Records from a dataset
%%
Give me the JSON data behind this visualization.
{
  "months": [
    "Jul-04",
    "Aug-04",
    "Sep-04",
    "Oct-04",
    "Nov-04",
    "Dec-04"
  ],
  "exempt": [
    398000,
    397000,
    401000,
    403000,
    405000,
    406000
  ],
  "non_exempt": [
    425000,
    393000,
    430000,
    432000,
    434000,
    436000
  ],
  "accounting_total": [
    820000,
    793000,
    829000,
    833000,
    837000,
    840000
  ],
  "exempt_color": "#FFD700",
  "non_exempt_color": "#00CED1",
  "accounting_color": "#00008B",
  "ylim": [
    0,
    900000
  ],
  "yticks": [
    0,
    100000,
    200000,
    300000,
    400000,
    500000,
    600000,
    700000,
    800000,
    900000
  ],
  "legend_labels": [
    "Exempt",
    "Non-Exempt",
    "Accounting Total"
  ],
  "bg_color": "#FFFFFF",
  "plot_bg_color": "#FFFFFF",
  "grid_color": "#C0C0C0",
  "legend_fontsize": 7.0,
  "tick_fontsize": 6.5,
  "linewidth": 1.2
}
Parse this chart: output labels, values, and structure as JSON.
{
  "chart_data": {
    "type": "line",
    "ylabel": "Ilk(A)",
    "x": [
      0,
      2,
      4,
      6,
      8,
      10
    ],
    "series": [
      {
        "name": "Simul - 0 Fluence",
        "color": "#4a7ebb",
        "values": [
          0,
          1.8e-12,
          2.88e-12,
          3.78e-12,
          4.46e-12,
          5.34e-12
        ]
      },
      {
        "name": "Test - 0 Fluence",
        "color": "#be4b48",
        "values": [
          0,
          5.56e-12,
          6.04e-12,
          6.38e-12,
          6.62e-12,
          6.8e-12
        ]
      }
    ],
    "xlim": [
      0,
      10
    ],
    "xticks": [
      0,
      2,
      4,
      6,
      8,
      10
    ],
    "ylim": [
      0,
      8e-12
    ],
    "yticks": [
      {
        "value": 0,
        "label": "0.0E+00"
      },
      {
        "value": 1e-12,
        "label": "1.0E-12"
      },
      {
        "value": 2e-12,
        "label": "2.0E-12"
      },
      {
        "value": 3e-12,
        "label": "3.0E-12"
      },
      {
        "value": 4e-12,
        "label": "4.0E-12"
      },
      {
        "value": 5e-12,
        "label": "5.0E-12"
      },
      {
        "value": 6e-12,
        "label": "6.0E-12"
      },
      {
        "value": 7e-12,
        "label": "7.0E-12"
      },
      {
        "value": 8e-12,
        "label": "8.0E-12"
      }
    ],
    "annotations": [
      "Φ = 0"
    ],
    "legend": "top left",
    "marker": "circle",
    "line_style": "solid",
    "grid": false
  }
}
%%
* [TASK REQUIREMENTS]:
Extract from the data every line where "FFFFFF" shows up.

* [FINISHED TASK]:
  "bg_color": "#FFFFFF",
  "plot_bg_color": "#FFFFFF",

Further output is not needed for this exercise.